··· GIVEN INFORMATION
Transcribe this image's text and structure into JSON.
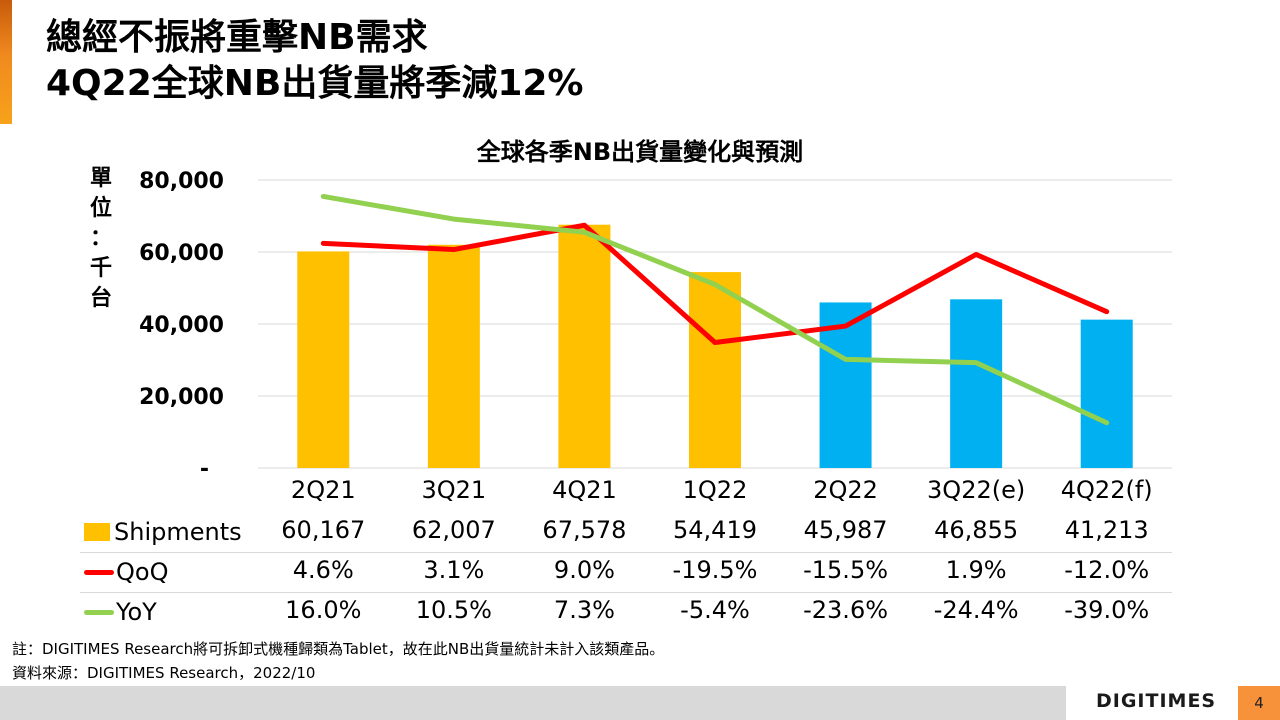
{
  "slide": {
    "title_line1": "總經不振將重擊NB需求",
    "title_line2": "4Q22全球NB出貨量將季減12%",
    "note": "註：DIGITIMES Research將可拆卸式機種歸類為Tablet，故在此NB出貨量統計未計入該類產品。",
    "source": "資料來源：DIGITIMES Research，2022/10",
    "logo": "DIGITIMES",
    "page_number": "4",
    "colors": {
      "accent": "#f08a1e",
      "page_badge": "#f7923a",
      "footer_gray": "#d9d9d9"
    }
  },
  "chart_data": {
    "type": "bar",
    "title": "全球各季NB出貨量變化與預測",
    "ylabel": "單位：千台",
    "ylabel_chars": [
      "單",
      "位",
      "：",
      "千",
      "台"
    ],
    "xlabel": "",
    "categories": [
      "2Q21",
      "3Q21",
      "4Q21",
      "1Q22",
      "2Q22",
      "3Q22(e)",
      "4Q22(f)"
    ],
    "ylim": [
      0,
      80000
    ],
    "yticks": [
      0,
      20000,
      40000,
      60000,
      80000
    ],
    "ytick_labels": [
      "-",
      "20,000",
      "40,000",
      "60,000",
      "80,000"
    ],
    "y2lim": [
      -50,
      20
    ],
    "grid": true,
    "series": [
      {
        "name": "Shipments",
        "type": "bar",
        "values": [
          60167,
          62007,
          67578,
          54419,
          45987,
          46855,
          41213
        ],
        "display": [
          "60,167",
          "62,007",
          "67,578",
          "54,419",
          "45,987",
          "46,855",
          "41,213"
        ],
        "colors": [
          "#ffc000",
          "#ffc000",
          "#ffc000",
          "#ffc000",
          "#00b0f0",
          "#00b0f0",
          "#00b0f0"
        ],
        "legend_color": "#ffc000"
      },
      {
        "name": "QoQ",
        "type": "line",
        "axis": "secondary",
        "values": [
          4.6,
          3.1,
          9.0,
          -19.5,
          -15.5,
          1.9,
          -12.0
        ],
        "display": [
          "4.6%",
          "3.1%",
          "9.0%",
          "-19.5%",
          "-15.5%",
          "1.9%",
          "-12.0%"
        ],
        "color": "#ff0000"
      },
      {
        "name": "YoY",
        "type": "line",
        "axis": "secondary",
        "values": [
          16.0,
          10.5,
          7.3,
          -5.4,
          -23.6,
          -24.4,
          -39.0
        ],
        "display": [
          "16.0%",
          "10.5%",
          "7.3%",
          "-5.4%",
          "-23.6%",
          "-24.4%",
          "-39.0%"
        ],
        "color": "#92d050"
      }
    ],
    "legend": "data-table-below"
  }
}
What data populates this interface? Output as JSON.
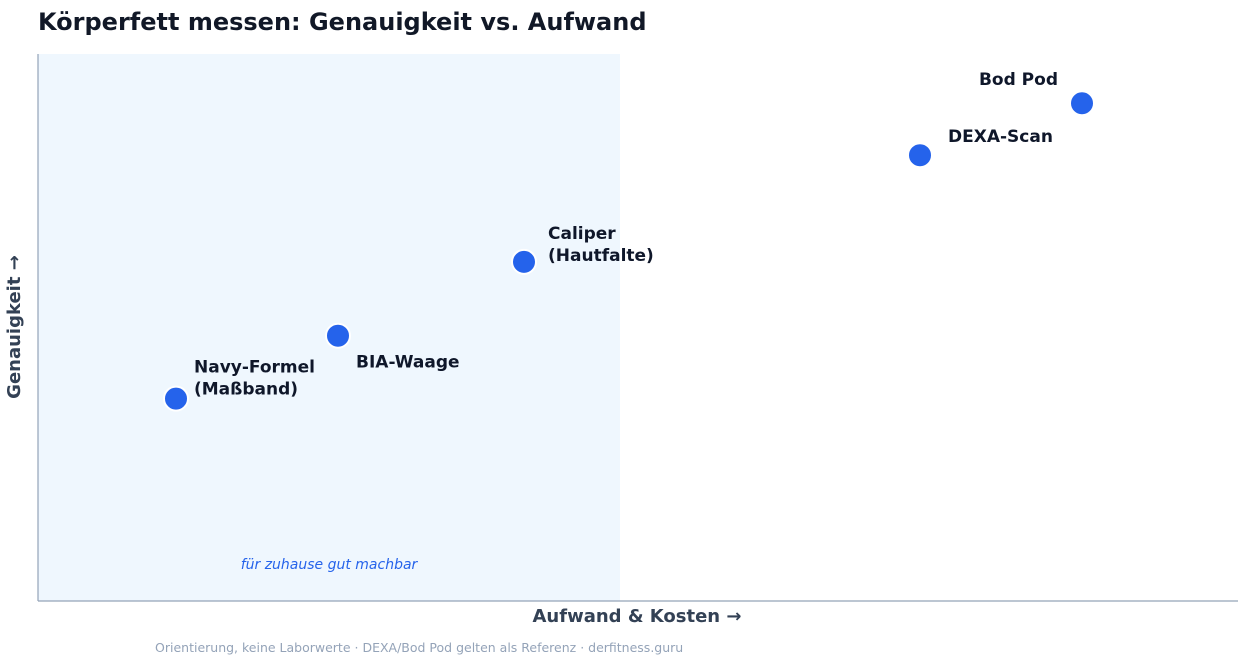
{
  "chart_data": {
    "type": "scatter",
    "title": "Körperfett messen: Genauigkeit vs. Aufwand",
    "xlabel": "Aufwand & Kosten",
    "ylabel": "Genauigkeit",
    "xlim": [
      0,
      10
    ],
    "ylim": [
      0,
      10
    ],
    "grid": false,
    "legend": "none",
    "points": [
      {
        "label": [
          "Navy-Formel",
          "(Maßband)"
        ],
        "x": 1.15,
        "y": 3.7
      },
      {
        "label": [
          "BIA-Waage"
        ],
        "x": 2.5,
        "y": 4.85
      },
      {
        "label": [
          "Caliper",
          "(Hautfalte)"
        ],
        "x": 4.05,
        "y": 6.2
      },
      {
        "label": [
          "Bod Pod"
        ],
        "x": 7.35,
        "y": 8.15
      },
      {
        "label": [
          "DEXA-Scan"
        ],
        "x": 8.7,
        "y": 9.1
      }
    ],
    "region": {
      "label": "für zuhause gut machbar",
      "x_from": 0,
      "x_to": 4.85
    },
    "footnote": "Orientierung, keine Laborwerte · DEXA/Bod Pod gelten als Referenz · derfitness.guru"
  },
  "colors": {
    "point": "#2563eb",
    "point_stroke": "#ffffff",
    "region_fill": "#eff7fe",
    "axis": "#94a3b8",
    "title": "#111827",
    "label": "#0f172a",
    "region_label": "#2563eb",
    "footnote": "#94a3b8"
  }
}
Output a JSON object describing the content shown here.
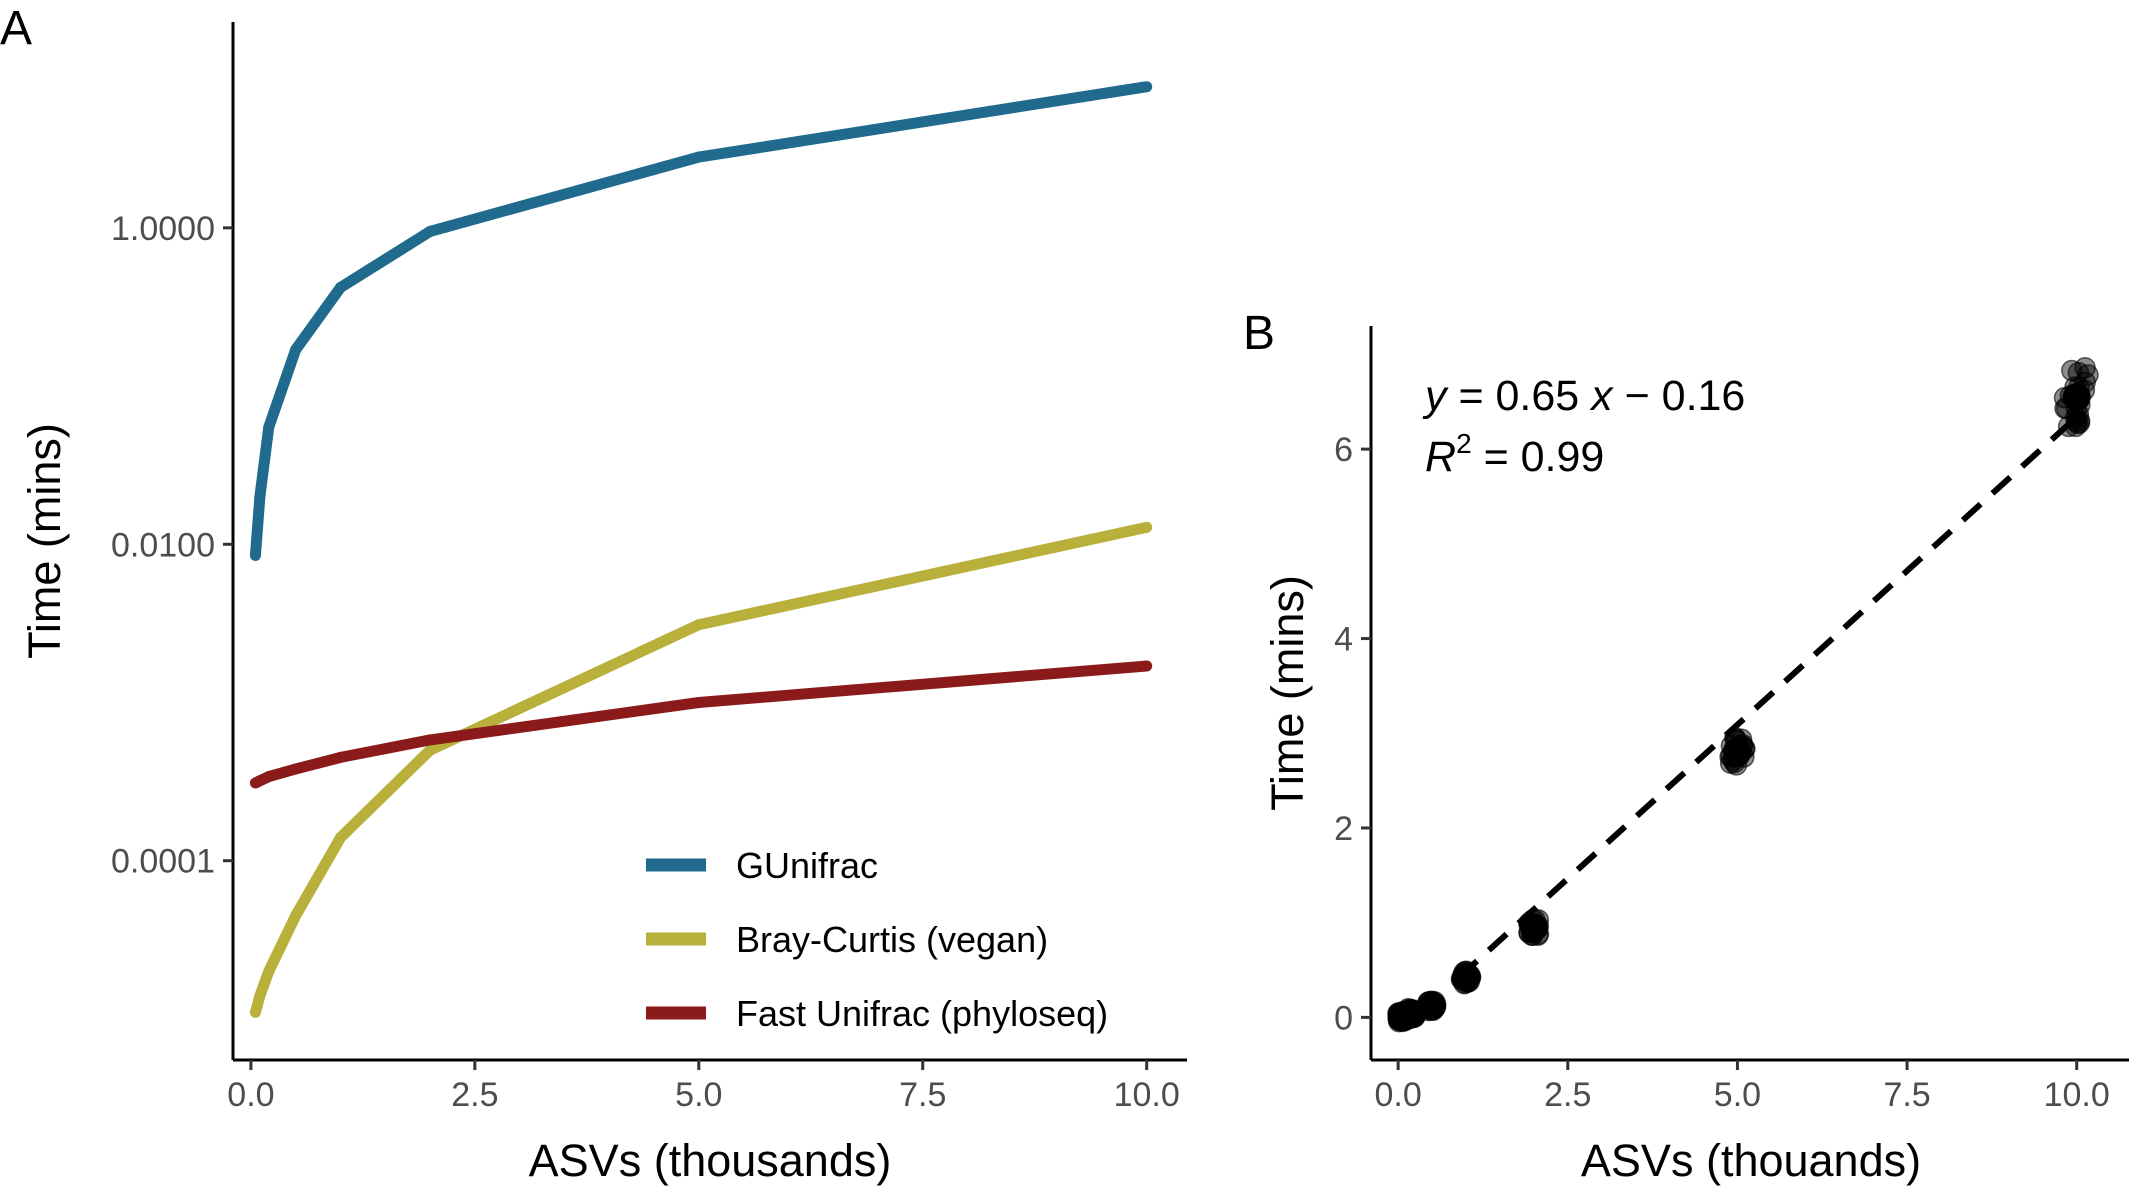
{
  "chart_data": [
    {
      "panel": "A",
      "type": "line",
      "xlabel": "ASVs (thousands)",
      "ylabel": "Time (mins)",
      "y_scale": "log10",
      "xlim": [
        -0.2,
        10.45
      ],
      "ylim": [
        5.5e-06,
        20
      ],
      "x_ticks": [
        0,
        2.5,
        5,
        7.5,
        10
      ],
      "x_tick_labels": [
        "0.0",
        "2.5",
        "5.0",
        "7.5",
        "10.0"
      ],
      "y_ticks": [
        0.0001,
        0.01,
        1
      ],
      "y_tick_labels": [
        "0.0001",
        "0.0100",
        "1.0000"
      ],
      "legend_position": "bottom-right",
      "x": [
        0.05,
        0.1,
        0.2,
        0.5,
        1,
        2,
        5,
        10
      ],
      "series": [
        {
          "name": "GUnifrac",
          "color": "#1f6a8d",
          "values": [
            0.0085,
            0.02,
            0.055,
            0.17,
            0.42,
            0.95,
            2.8,
            7.8
          ]
        },
        {
          "name": "Bray-Curtis (vegan)",
          "color": "#b8b03a",
          "values": [
            1.1e-05,
            1.4e-05,
            2e-05,
            4.5e-05,
            0.00014,
            0.0005,
            0.0031,
            0.0128
          ]
        },
        {
          "name": "Fast Unifrac (phyloseq)",
          "color": "#8b1a1a",
          "values": [
            0.00031,
            0.00032,
            0.00034,
            0.00038,
            0.00045,
            0.00058,
            0.001,
            0.0017
          ]
        }
      ]
    },
    {
      "panel": "B",
      "type": "scatter",
      "xlabel": "ASVs (thouands)",
      "ylabel": "Time (mins)",
      "xlim": [
        -0.4,
        10.8
      ],
      "ylim": [
        -0.45,
        7.3
      ],
      "x_ticks": [
        0,
        2.5,
        5,
        7.5,
        10
      ],
      "x_tick_labels": [
        "0.0",
        "2.5",
        "5.0",
        "7.5",
        "10.0"
      ],
      "y_ticks": [
        0,
        2,
        4,
        6
      ],
      "y_tick_labels": [
        "0",
        "2",
        "4",
        "6"
      ],
      "equation": {
        "y_var": "y",
        "eq_text": " = 0.65 ",
        "x_var": "x",
        "rest": " − 0.16",
        "r_var": "R",
        "r_sup": "2",
        "r_rest": " = 0.99"
      },
      "fit": {
        "slope": 0.65,
        "intercept": -0.16,
        "x_from": 0.9,
        "x_to": 10
      },
      "clusters": [
        {
          "x": 0.05,
          "y": 0.0
        },
        {
          "x": 0.1,
          "y": 0.02
        },
        {
          "x": 0.2,
          "y": 0.04
        },
        {
          "x": 0.5,
          "y": 0.12
        },
        {
          "x": 1,
          "y": 0.42
        },
        {
          "x": 2,
          "y": 0.95
        },
        {
          "x": 5,
          "y": 2.8
        },
        {
          "x": 10,
          "y": 6.55
        }
      ],
      "point_color": "#000000"
    }
  ]
}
······
- [TASK STATEMENT]: Work out how many lines in the records above hold the string "Aufwand", then give only that count.

- [ANSWER TO THE TASK]: 2